Objective:
Using the data beneath, show every line that includes the word "postaci".

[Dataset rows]
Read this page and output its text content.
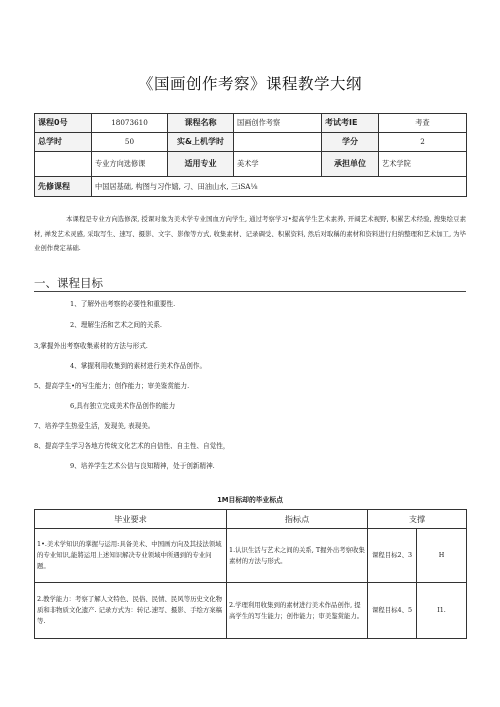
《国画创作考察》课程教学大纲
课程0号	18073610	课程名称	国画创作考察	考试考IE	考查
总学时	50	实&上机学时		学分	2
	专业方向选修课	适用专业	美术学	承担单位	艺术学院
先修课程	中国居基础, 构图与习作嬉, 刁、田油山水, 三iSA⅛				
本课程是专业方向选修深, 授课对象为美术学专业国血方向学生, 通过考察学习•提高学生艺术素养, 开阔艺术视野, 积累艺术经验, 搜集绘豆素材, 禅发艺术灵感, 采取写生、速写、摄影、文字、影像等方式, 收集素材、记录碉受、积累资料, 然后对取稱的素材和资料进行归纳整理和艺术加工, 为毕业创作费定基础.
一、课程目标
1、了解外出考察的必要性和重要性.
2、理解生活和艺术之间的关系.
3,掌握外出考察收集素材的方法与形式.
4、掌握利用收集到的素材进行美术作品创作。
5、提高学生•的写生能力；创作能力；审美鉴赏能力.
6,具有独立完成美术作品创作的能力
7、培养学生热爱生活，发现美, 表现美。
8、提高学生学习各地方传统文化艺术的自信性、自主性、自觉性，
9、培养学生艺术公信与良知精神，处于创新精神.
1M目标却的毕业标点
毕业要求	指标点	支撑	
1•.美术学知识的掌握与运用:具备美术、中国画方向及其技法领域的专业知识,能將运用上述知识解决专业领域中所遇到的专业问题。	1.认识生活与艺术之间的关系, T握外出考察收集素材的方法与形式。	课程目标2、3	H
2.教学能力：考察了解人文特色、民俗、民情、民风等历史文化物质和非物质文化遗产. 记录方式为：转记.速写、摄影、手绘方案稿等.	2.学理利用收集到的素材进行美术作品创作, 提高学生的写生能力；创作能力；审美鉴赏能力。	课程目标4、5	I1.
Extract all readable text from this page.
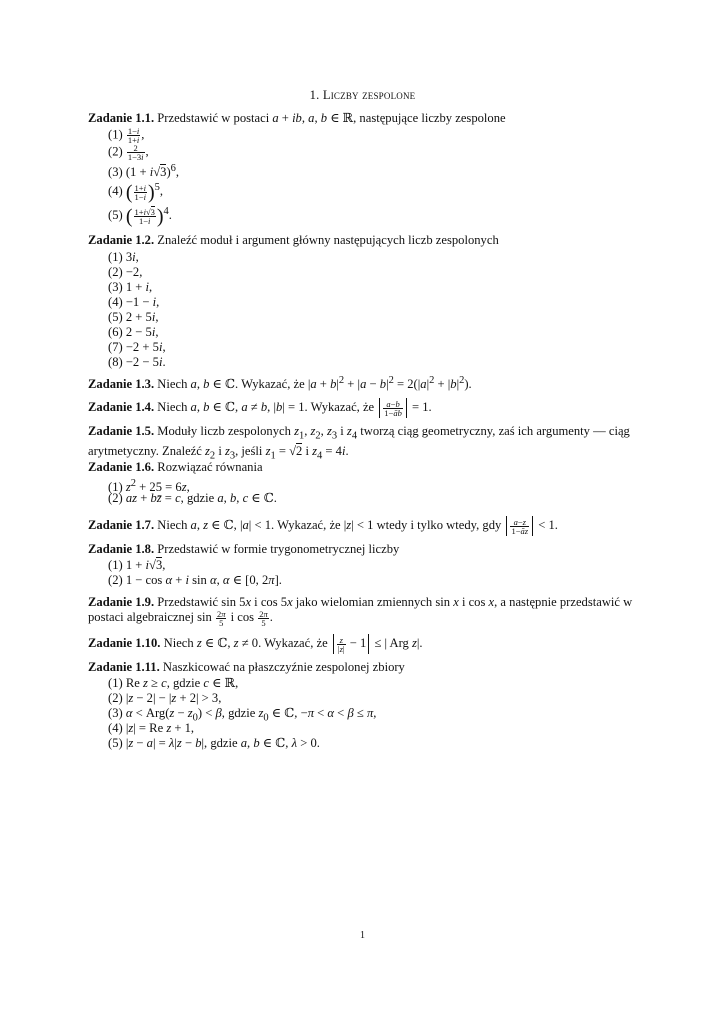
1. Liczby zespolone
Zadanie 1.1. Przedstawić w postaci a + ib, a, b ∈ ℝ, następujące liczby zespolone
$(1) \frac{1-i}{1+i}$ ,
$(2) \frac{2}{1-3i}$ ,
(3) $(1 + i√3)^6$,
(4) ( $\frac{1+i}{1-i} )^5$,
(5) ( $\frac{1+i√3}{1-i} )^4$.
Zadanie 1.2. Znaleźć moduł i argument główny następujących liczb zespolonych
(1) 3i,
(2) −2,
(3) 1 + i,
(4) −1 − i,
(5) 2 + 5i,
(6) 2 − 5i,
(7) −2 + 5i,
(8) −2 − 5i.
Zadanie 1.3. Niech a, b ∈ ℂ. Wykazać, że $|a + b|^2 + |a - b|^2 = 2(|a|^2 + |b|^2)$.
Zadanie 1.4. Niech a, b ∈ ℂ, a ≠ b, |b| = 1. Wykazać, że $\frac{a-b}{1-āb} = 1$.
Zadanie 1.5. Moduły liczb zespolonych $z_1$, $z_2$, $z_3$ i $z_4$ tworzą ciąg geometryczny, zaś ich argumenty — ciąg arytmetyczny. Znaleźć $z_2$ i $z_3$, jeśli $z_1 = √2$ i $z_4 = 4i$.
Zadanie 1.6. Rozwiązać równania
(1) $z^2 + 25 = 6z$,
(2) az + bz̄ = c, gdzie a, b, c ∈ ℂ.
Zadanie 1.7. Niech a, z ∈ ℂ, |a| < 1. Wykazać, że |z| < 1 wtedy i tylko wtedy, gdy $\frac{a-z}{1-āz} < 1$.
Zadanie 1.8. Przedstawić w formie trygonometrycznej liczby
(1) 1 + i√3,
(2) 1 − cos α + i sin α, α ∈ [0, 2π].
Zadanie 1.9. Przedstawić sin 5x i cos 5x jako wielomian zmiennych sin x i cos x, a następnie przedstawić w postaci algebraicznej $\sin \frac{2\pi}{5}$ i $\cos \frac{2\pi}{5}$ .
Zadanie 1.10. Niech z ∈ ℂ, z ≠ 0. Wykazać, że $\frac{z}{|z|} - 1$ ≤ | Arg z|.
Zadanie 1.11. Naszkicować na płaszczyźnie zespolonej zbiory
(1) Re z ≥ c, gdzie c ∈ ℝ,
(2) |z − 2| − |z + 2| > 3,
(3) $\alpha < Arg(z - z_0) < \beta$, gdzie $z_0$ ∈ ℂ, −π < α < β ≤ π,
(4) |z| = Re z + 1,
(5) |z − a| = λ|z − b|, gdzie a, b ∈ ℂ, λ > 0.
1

==

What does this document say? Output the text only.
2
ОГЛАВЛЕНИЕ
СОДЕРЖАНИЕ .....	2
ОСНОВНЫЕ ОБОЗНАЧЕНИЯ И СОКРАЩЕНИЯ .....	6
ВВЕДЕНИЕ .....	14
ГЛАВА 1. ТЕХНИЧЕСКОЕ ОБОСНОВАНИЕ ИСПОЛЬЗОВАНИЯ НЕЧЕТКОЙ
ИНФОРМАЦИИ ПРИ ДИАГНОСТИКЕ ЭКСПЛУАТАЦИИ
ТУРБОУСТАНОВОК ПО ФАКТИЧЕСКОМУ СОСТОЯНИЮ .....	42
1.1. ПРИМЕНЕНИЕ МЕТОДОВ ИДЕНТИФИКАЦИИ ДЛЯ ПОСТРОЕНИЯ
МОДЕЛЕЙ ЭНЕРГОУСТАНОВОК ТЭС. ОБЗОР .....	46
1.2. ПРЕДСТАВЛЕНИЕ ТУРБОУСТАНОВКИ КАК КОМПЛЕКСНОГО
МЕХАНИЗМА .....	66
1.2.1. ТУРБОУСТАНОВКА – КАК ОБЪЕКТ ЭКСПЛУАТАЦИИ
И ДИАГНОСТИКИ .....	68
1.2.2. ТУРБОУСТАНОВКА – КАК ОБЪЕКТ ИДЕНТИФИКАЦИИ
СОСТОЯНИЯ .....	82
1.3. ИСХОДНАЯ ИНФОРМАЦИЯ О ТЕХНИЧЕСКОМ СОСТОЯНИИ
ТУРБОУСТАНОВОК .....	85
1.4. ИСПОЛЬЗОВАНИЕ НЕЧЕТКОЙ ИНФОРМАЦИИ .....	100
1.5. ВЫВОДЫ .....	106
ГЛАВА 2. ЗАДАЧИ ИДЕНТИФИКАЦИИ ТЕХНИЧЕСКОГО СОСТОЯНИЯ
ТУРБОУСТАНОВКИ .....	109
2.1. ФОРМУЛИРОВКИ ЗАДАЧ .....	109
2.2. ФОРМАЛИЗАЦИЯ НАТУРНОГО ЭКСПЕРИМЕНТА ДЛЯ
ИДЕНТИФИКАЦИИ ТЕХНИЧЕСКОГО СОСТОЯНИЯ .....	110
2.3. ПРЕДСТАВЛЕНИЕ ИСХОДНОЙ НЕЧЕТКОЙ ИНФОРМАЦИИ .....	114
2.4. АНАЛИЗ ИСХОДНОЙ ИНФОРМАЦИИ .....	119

* * *

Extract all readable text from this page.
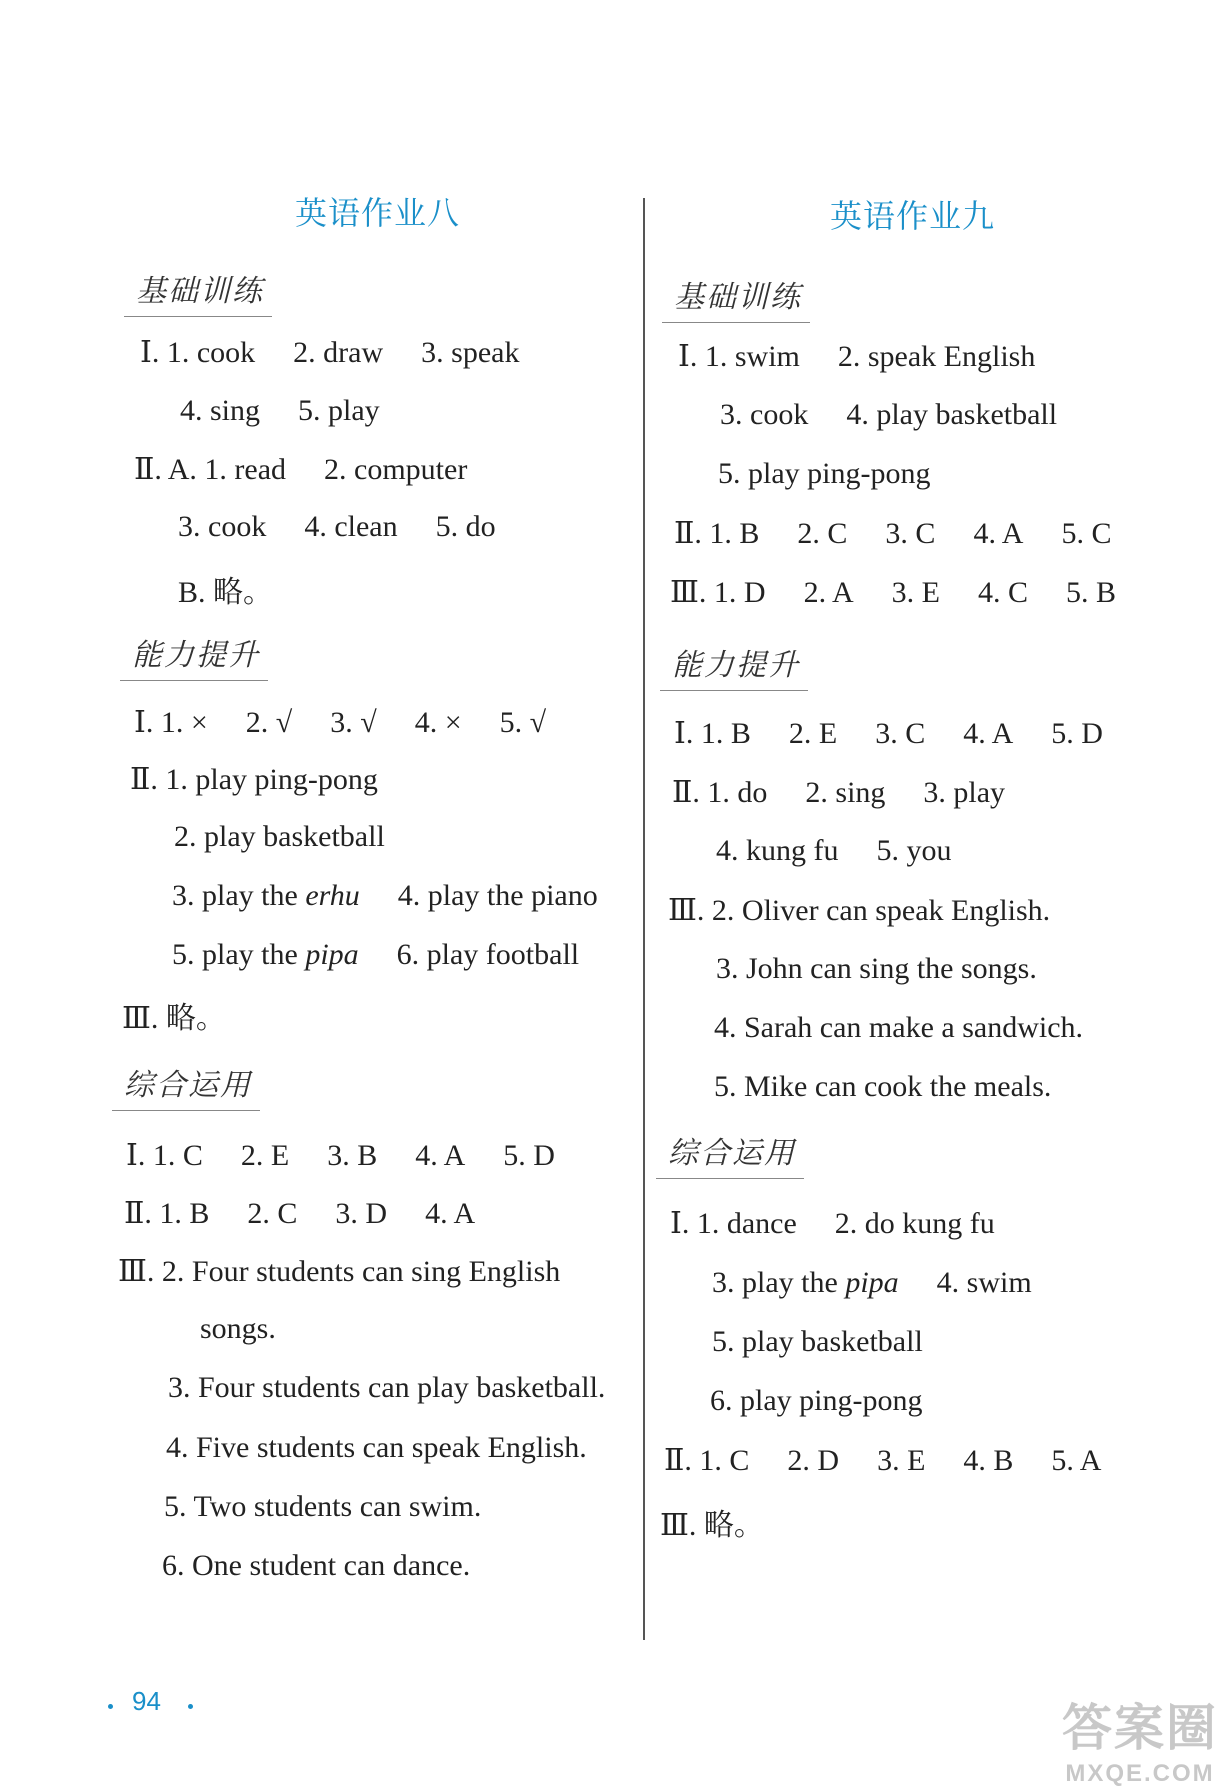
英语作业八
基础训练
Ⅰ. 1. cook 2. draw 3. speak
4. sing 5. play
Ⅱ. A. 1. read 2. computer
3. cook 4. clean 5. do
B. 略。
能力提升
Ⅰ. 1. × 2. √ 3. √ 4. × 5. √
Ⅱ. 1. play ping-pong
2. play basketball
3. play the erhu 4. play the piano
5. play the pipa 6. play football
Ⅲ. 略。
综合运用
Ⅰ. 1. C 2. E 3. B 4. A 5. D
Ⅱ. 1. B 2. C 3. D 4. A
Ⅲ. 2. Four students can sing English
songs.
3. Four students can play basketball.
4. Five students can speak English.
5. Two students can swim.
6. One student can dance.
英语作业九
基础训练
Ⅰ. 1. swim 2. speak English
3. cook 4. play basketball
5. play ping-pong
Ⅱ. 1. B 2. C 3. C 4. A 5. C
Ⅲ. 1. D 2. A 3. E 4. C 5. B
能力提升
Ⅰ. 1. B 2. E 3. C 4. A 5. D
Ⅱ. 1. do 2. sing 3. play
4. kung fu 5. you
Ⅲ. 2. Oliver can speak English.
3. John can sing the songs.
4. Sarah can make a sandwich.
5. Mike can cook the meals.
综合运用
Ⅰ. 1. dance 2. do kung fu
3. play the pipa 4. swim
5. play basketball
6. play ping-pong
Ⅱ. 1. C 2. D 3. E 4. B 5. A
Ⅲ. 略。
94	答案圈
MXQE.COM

Response:
Zadanie 1.1. Przedstawić w postaci a + ib, a, b ∈ ℝ, następujące liczby zespolone
Zadanie 1.9. Przedstawić sin 5x i cos 5x jako wielomian zmiennych sin x i cos x, a następnie przedstawić w postaci algebraicznej $\sin \frac{2\pi}{5}$ i $\cos \frac{2\pi}{5}$ .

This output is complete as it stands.